REQUIRED WORK:
Quote word for word from the line holding "Convert this document image to plain text." to the last line below, including both, and omit any pictures.

--- start of INFORMATION SHOWN ---

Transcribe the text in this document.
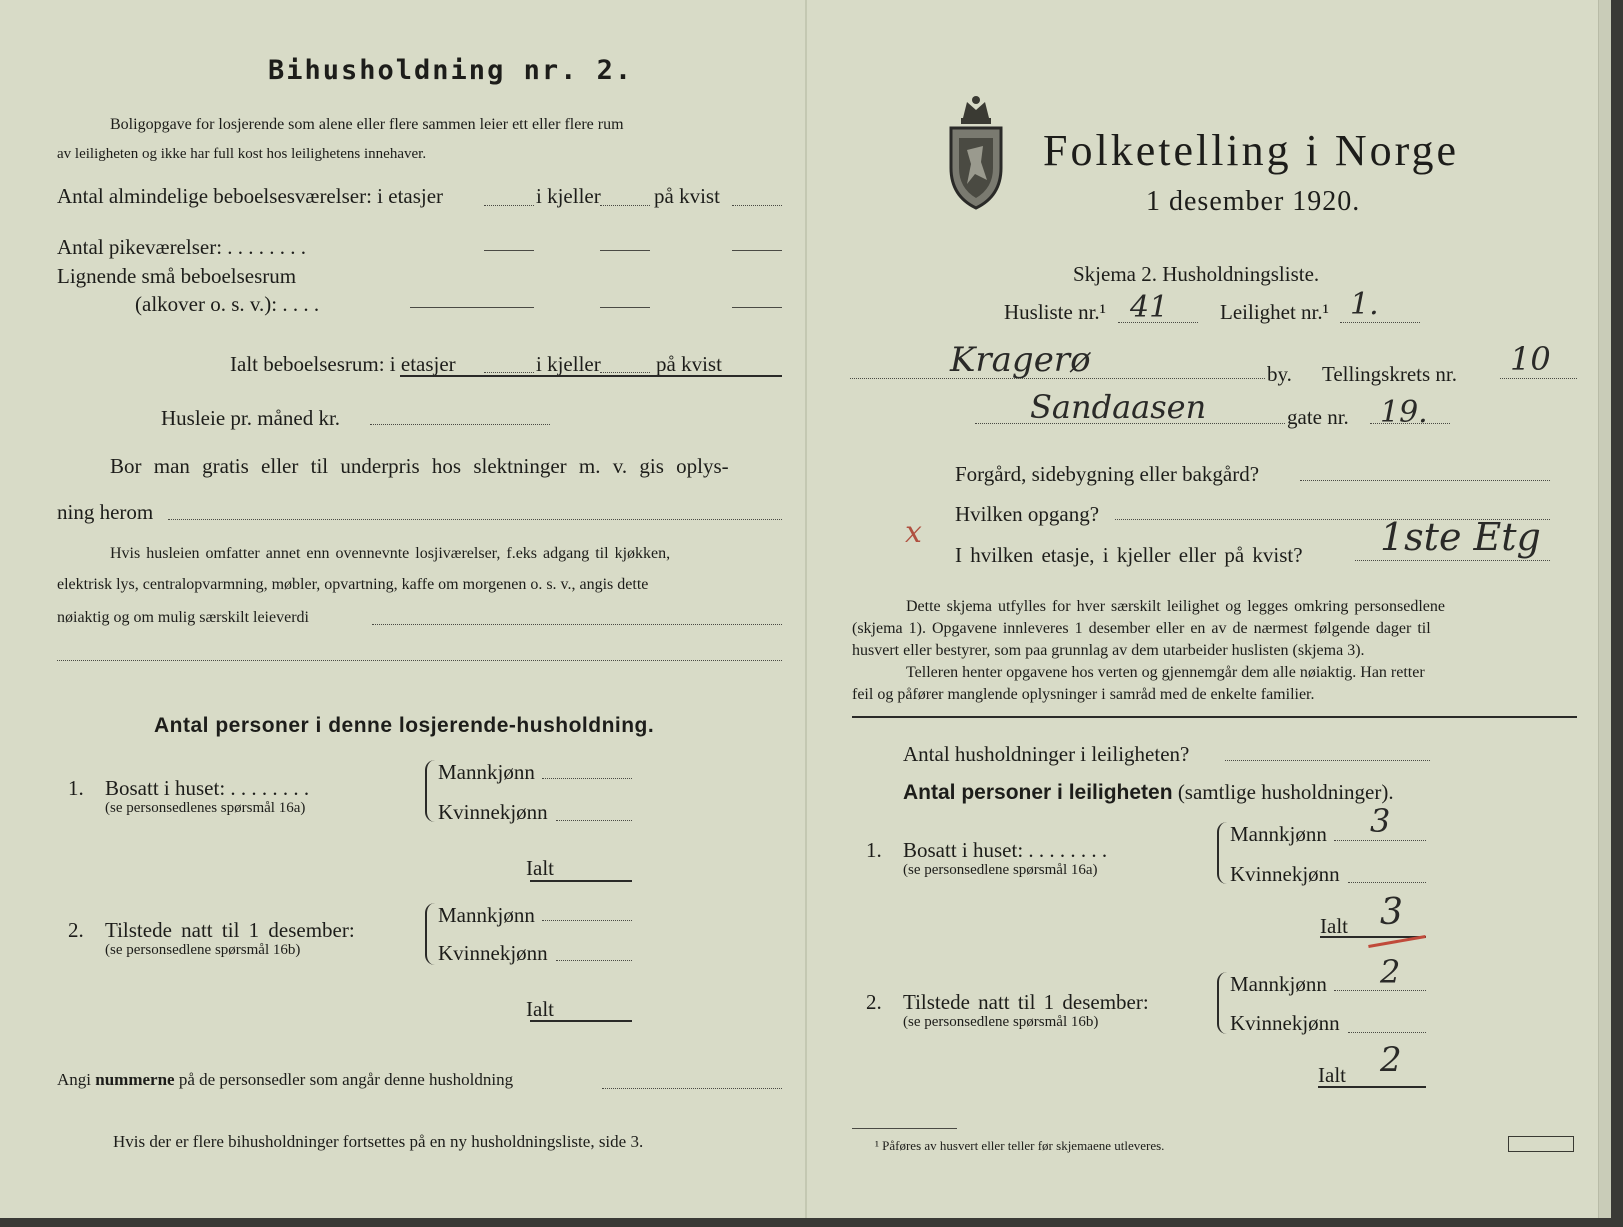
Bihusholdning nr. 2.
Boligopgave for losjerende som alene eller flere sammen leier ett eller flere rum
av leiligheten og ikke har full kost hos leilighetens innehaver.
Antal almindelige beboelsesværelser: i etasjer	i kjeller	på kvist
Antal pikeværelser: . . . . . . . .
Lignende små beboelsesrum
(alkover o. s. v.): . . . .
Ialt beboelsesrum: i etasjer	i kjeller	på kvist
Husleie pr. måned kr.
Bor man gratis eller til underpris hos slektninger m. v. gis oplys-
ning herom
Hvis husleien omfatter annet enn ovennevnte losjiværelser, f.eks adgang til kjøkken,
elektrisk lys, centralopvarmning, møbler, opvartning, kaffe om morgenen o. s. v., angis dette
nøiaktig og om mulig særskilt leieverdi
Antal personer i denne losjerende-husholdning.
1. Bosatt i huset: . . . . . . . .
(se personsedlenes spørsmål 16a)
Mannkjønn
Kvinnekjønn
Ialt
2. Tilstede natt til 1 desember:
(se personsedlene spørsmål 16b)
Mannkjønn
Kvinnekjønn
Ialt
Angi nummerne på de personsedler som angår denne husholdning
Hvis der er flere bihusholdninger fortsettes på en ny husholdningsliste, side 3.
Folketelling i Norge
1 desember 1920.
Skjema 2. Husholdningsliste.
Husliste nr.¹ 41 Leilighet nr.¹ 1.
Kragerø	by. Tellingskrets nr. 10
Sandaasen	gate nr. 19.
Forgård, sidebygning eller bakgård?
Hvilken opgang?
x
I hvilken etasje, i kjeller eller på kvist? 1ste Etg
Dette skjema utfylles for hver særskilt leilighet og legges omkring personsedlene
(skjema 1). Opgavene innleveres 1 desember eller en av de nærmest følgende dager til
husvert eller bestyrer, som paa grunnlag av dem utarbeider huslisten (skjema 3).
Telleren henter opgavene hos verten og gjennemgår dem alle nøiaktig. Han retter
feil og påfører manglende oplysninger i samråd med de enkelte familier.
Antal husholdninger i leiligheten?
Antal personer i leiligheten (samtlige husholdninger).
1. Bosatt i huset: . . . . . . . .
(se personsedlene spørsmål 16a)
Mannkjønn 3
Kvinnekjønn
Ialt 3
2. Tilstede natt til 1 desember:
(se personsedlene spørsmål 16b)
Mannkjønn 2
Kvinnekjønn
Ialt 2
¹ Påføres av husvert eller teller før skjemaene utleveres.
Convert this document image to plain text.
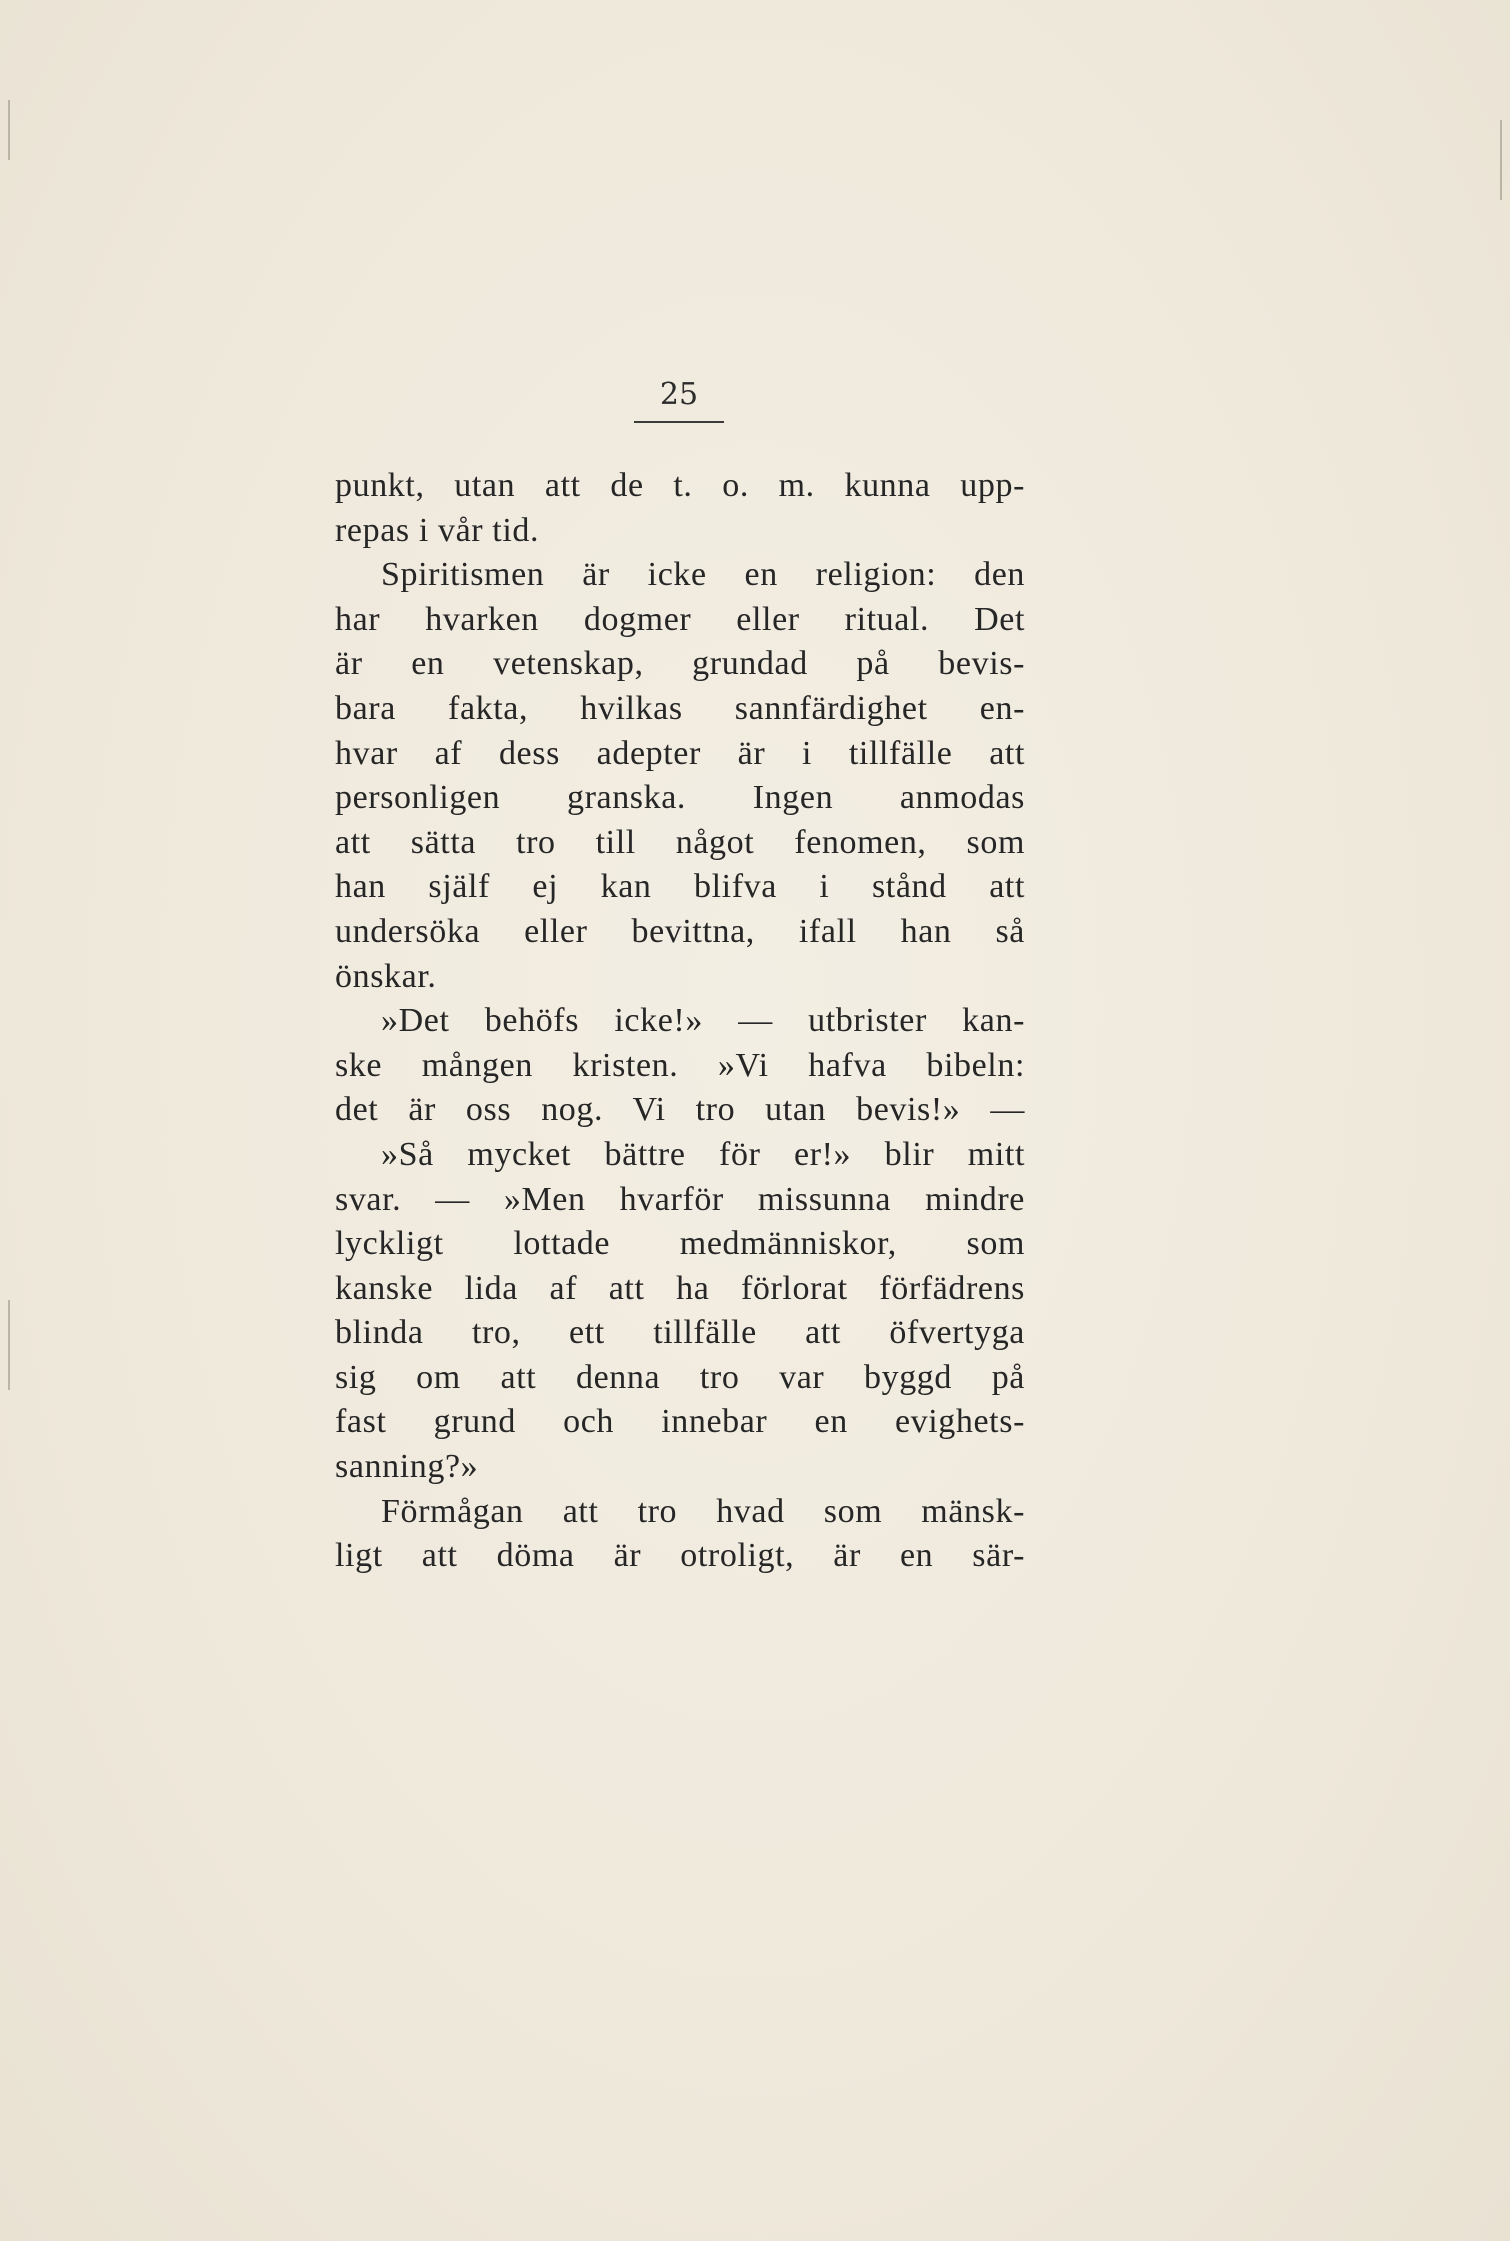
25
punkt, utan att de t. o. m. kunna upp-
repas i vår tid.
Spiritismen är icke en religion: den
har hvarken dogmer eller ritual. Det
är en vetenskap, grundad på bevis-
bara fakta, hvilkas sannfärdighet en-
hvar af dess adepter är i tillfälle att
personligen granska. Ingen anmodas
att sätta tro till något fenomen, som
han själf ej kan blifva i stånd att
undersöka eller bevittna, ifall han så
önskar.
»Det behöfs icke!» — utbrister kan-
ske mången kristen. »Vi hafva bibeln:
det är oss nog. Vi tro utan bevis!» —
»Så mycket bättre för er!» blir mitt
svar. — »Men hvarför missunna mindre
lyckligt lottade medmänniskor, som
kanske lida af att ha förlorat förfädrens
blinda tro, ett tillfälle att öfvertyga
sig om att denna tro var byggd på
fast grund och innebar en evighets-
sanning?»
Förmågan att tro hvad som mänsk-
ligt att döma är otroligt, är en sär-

--- end of INFORMATION SHOWN ---

THE SOLUTION:
Convert this document image to plain text.
25
punkt, utan att de t. o. m. kunna upp-
repas i vår tid.
Spiritismen är icke en religion: den
har hvarken dogmer eller ritual. Det
är en vetenskap, grundad på bevis-
bara fakta, hvilkas sannfärdighet en-
hvar af dess adepter är i tillfälle att
personligen granska. Ingen anmodas
att sätta tro till något fenomen, som
han själf ej kan blifva i stånd att
undersöka eller bevittna, ifall han så
önskar.
»Det behöfs icke!» — utbrister kan-
ske mången kristen. »Vi hafva bibeln:
det är oss nog. Vi tro utan bevis!» —
»Så mycket bättre för er!» blir mitt
svar. — »Men hvarför missunna mindre
lyckligt lottade medmänniskor, som
kanske lida af att ha förlorat förfädrens
blinda tro, ett tillfälle att öfvertyga
sig om att denna tro var byggd på
fast grund och innebar en evighets-
sanning?»
Förmågan att tro hvad som mänsk-
ligt att döma är otroligt, är en sär-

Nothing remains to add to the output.